INSTRUCTIONS TO FOLLOW:
In the records that follow, locate every line with "coincide" and extract it.

++++ MATERIAL FOR THIS TASK

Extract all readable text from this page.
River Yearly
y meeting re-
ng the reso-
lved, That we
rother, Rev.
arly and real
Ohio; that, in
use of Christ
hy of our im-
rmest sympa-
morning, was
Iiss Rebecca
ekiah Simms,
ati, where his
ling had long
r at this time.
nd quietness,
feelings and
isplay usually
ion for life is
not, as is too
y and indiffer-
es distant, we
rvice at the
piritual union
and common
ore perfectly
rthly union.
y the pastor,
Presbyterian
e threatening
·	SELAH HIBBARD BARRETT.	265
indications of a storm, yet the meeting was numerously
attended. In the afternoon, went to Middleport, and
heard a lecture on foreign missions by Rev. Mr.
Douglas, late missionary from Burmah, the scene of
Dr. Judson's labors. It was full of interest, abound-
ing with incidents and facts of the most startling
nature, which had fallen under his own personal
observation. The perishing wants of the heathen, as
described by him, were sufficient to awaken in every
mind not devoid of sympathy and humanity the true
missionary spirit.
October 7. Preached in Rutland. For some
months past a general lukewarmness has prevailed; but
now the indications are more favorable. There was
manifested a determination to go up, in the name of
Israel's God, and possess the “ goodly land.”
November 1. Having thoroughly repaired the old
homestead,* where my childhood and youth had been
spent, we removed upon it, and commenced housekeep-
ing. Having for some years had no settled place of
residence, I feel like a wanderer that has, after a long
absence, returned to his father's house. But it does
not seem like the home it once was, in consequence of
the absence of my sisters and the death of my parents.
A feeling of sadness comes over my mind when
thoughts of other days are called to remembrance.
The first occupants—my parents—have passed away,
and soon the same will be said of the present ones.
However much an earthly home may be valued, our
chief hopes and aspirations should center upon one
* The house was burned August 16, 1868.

++++++++
++++ MATERIAL FOR THIS TASK

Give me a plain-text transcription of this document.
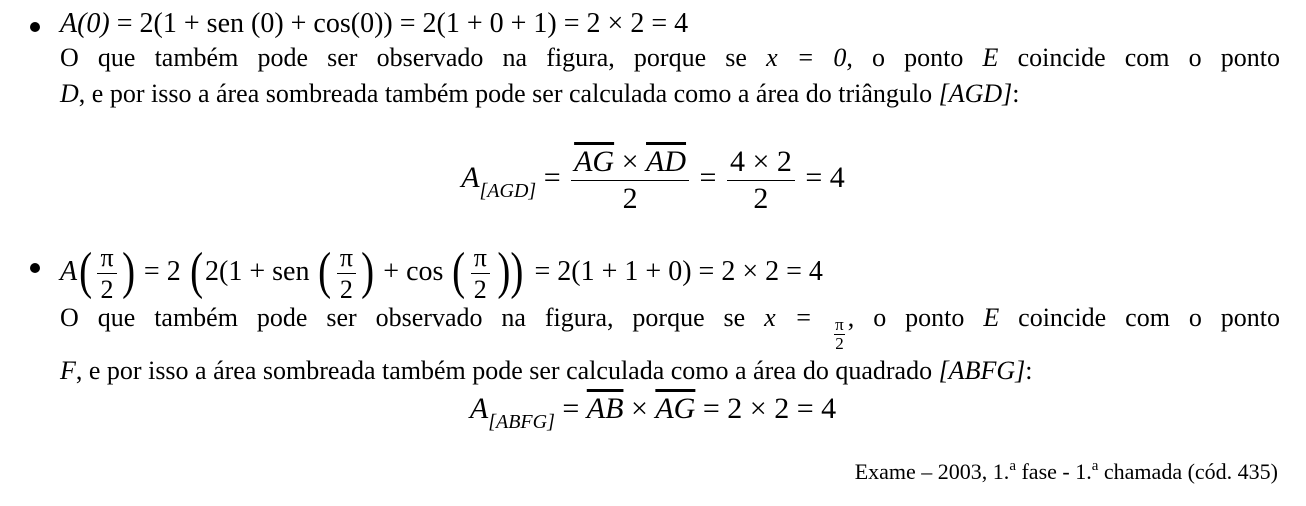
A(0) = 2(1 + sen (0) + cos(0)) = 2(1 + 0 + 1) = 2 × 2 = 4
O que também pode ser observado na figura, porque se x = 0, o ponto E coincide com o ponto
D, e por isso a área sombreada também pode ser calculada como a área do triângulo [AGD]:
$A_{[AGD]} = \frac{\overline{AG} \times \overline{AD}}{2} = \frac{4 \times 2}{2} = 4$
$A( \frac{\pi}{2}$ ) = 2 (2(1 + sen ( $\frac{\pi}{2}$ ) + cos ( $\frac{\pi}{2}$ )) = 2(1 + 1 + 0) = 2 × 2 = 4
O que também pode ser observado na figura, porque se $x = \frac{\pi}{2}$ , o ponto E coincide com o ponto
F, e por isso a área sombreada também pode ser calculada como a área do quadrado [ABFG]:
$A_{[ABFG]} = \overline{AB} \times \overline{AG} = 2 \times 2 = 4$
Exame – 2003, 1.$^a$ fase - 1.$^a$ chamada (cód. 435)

++++++++
++++ MATERIAL FOR THIS TASK

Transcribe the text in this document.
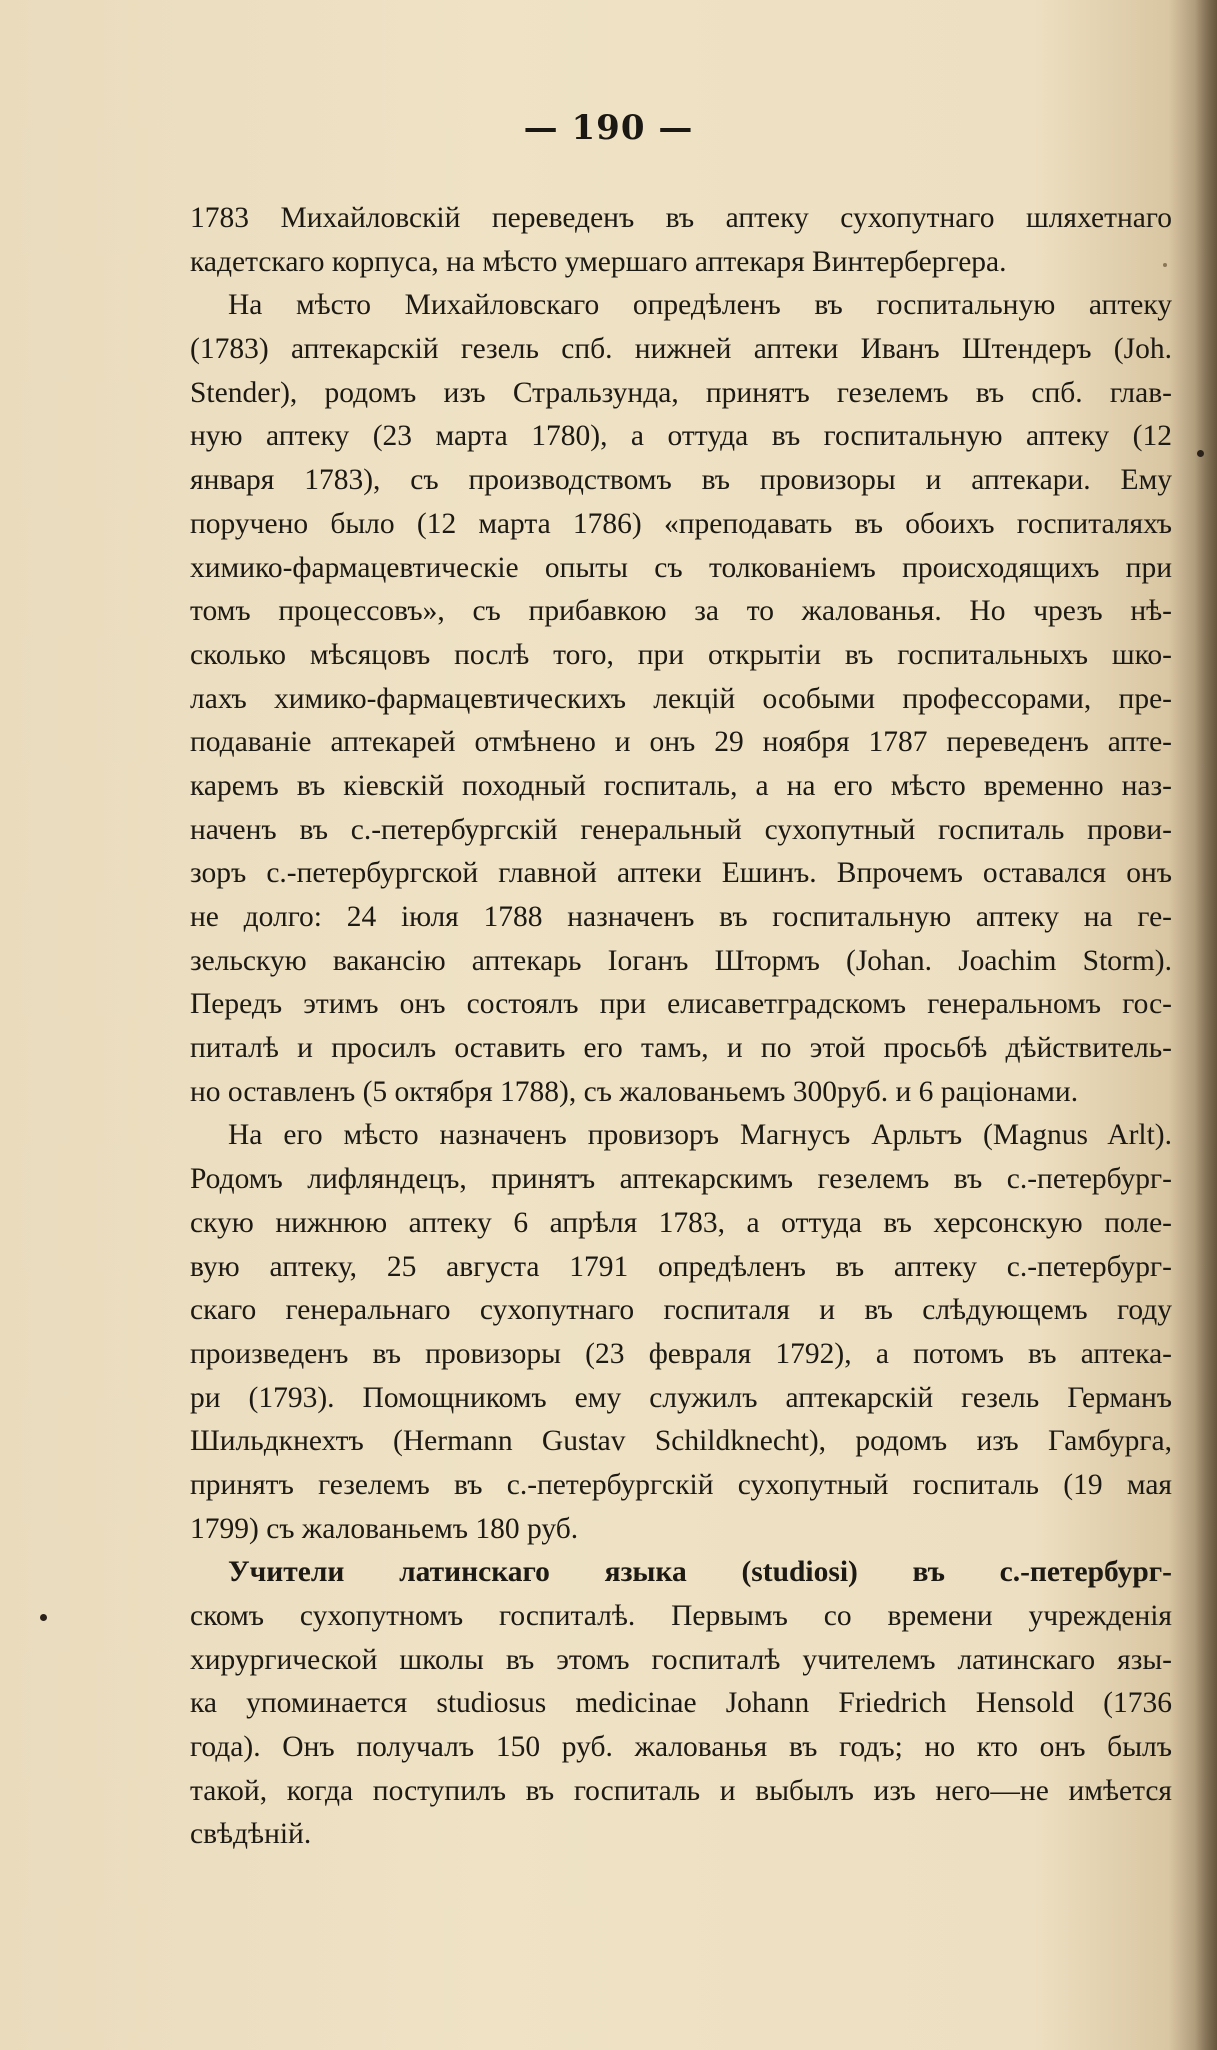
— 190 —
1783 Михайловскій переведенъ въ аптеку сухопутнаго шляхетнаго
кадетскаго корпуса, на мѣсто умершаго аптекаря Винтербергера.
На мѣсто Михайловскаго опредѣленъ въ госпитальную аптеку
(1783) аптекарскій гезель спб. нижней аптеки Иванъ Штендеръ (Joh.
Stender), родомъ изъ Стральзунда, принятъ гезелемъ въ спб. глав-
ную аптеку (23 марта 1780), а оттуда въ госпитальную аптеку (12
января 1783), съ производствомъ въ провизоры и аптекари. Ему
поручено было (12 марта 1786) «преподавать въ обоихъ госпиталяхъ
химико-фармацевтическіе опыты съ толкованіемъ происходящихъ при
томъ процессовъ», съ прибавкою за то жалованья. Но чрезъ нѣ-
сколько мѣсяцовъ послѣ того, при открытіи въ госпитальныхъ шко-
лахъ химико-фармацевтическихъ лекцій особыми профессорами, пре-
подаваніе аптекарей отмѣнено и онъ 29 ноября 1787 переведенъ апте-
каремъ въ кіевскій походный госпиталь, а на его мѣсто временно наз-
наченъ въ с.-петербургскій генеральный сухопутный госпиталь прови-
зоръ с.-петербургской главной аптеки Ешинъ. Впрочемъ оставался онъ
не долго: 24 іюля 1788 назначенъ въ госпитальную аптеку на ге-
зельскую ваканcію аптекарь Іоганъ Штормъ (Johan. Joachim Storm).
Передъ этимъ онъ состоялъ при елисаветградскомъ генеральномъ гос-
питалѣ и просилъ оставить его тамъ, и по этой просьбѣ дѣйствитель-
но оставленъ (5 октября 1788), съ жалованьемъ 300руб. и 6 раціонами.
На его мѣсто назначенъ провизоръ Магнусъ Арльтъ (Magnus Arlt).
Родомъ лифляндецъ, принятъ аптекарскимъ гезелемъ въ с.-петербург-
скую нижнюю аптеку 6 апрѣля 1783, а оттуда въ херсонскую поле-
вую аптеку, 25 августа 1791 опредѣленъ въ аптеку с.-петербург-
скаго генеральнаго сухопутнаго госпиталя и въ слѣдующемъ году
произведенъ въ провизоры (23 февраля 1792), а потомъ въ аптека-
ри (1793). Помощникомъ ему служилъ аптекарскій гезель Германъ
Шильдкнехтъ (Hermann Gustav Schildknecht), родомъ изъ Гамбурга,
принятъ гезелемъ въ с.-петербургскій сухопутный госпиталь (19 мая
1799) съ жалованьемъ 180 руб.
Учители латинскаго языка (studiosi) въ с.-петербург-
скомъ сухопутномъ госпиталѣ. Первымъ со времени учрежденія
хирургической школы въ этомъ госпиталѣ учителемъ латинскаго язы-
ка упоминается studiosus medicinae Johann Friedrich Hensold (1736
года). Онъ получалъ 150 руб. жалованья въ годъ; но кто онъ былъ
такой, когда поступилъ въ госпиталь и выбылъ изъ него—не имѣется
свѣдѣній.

++++++++

SOLUTION TO THIS EXERCISE:
O que também pode ser observado na figura, porque se x = 0, o ponto E coincide com o ponto
O que também pode ser observado na figura, porque se $x = \frac{\pi}{2}$ , o ponto E coincide com o ponto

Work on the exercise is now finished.